───── Task input

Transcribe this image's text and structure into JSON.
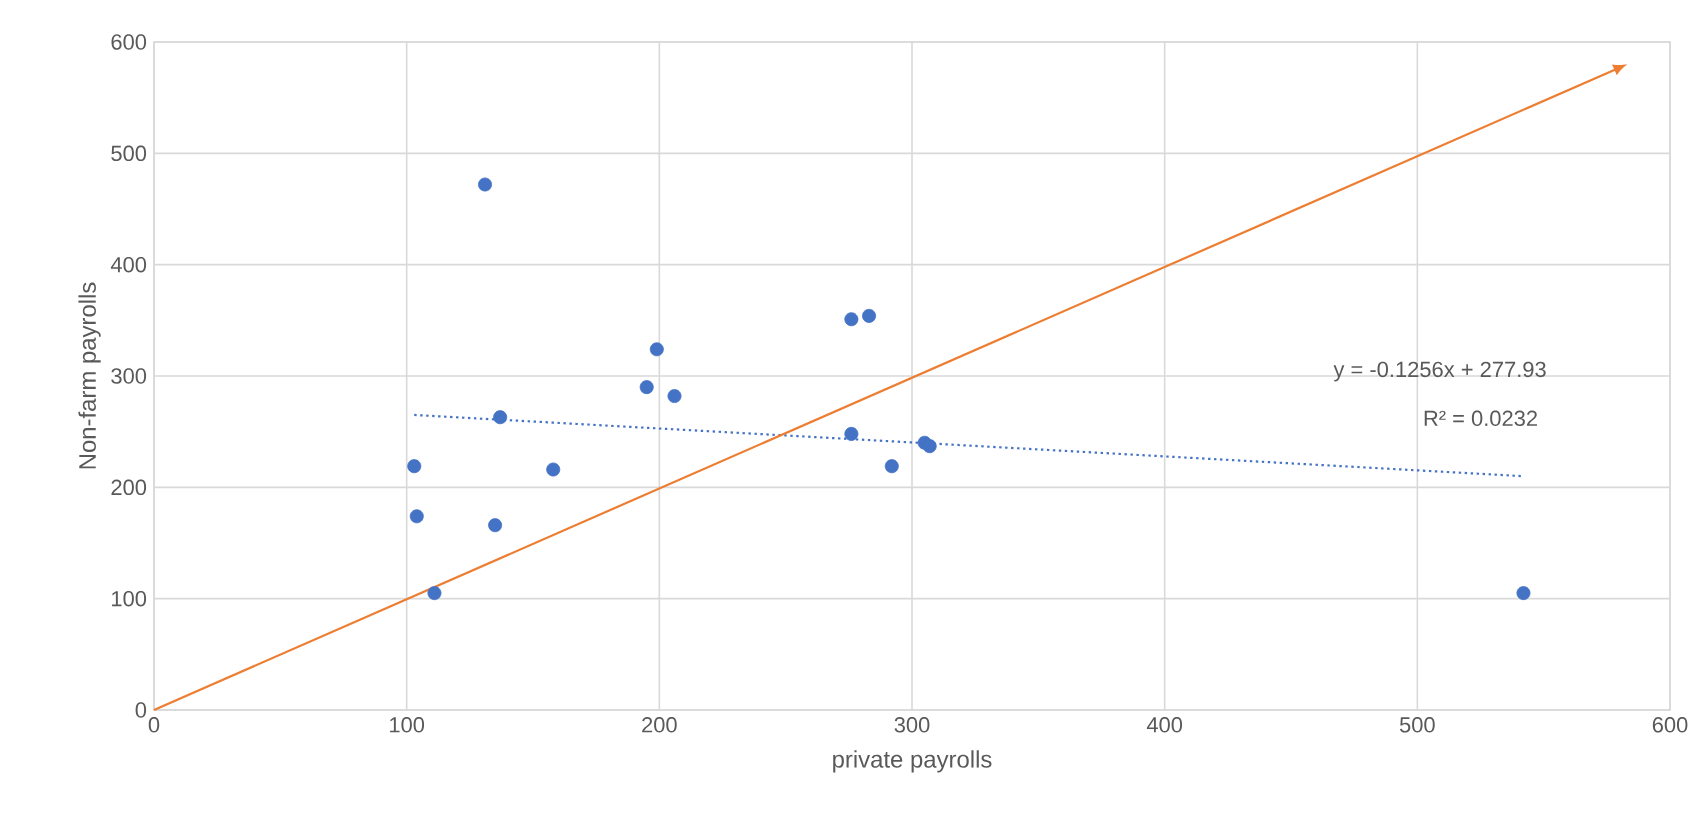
{
  "chart_data": {
    "type": "scatter",
    "xlabel": "private payrolls",
    "ylabel": "Non-farm payrolls",
    "xlim": [
      0,
      600
    ],
    "ylim": [
      0,
      600
    ],
    "xticks": [
      0,
      100,
      200,
      300,
      400,
      500,
      600
    ],
    "yticks": [
      0,
      100,
      200,
      300,
      400,
      500,
      600
    ],
    "grid": true,
    "series": [
      {
        "color": "#4472c4",
        "marker": "circle",
        "x": [
          131,
          103,
          104,
          111,
          135,
          137,
          158,
          195,
          199,
          206,
          276,
          283,
          276,
          292,
          305,
          307,
          542
        ],
        "values": [
          472,
          219,
          174,
          105,
          166,
          263,
          216,
          290,
          324,
          282,
          351,
          354,
          248,
          219,
          240,
          237,
          105
        ]
      },
      {
        "type": "line",
        "color": "#4472c4",
        "line_style": "dotted",
        "marker": "none",
        "x": [
          103,
          542
        ],
        "values": [
          265,
          210
        ]
      },
      {
        "type": "line",
        "color": "#ed7d31",
        "line_style": "solid",
        "marker": "none",
        "x": [
          0,
          578
        ],
        "values": [
          0,
          575
        ]
      }
    ],
    "annotations": [
      "y = -0.1256x + 277.93",
      "R² = 0.0232"
    ]
  }
}
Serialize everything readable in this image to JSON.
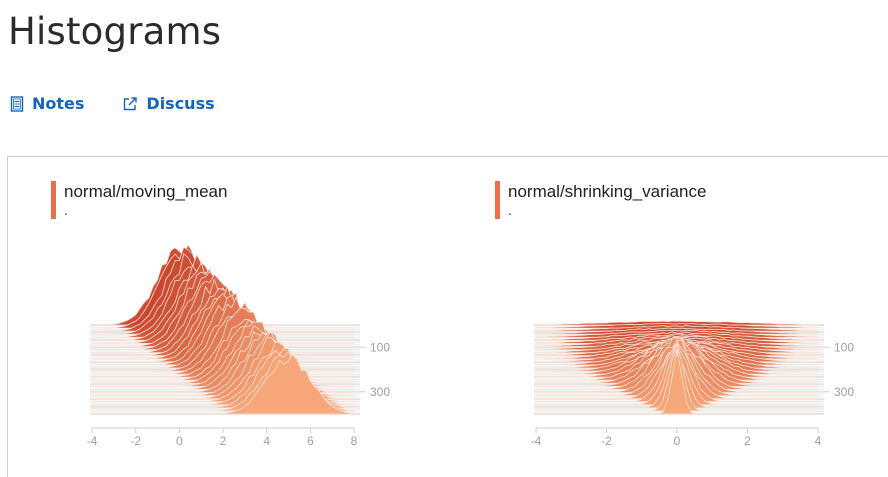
{
  "page": {
    "title": "Histograms"
  },
  "links": [
    {
      "label": "Notes",
      "icon": "notes-icon"
    },
    {
      "label": "Discuss",
      "icon": "external-link-icon"
    }
  ],
  "colors": {
    "accent": "#e8704f",
    "link": "#1565c0",
    "shadeLight": "#f7a679",
    "shadeDark": "#c9432a"
  },
  "chart_data": [
    {
      "type": "histogram-ridgeline",
      "title": "normal/moving_mean",
      "subtitle": ".",
      "x_ticks": [
        -4,
        -2,
        0,
        2,
        4,
        6,
        8
      ],
      "x_range": [
        -4,
        8
      ],
      "step_ticks": [
        100,
        300
      ],
      "step_range": [
        0,
        400
      ],
      "distribution": {
        "mean_start": 0,
        "mean_end": 5,
        "std_start": 1,
        "std_end": 1
      }
    },
    {
      "type": "histogram-ridgeline",
      "title": "normal/shrinking_variance",
      "subtitle": ".",
      "x_ticks": [
        -4,
        -2,
        0,
        2,
        4
      ],
      "x_range": [
        -4,
        4
      ],
      "step_ticks": [
        100,
        300
      ],
      "step_range": [
        0,
        400
      ],
      "distribution": {
        "mean_start": 0,
        "mean_end": 0,
        "std_start": 2,
        "std_end": 0.15
      }
    }
  ]
}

──────────

» **Written instruction**
Copy each line that contains the word "image".

» **Full solution**
Transcribe this image's text and structure into JSON.
Serialize everything readable in this image to JSON.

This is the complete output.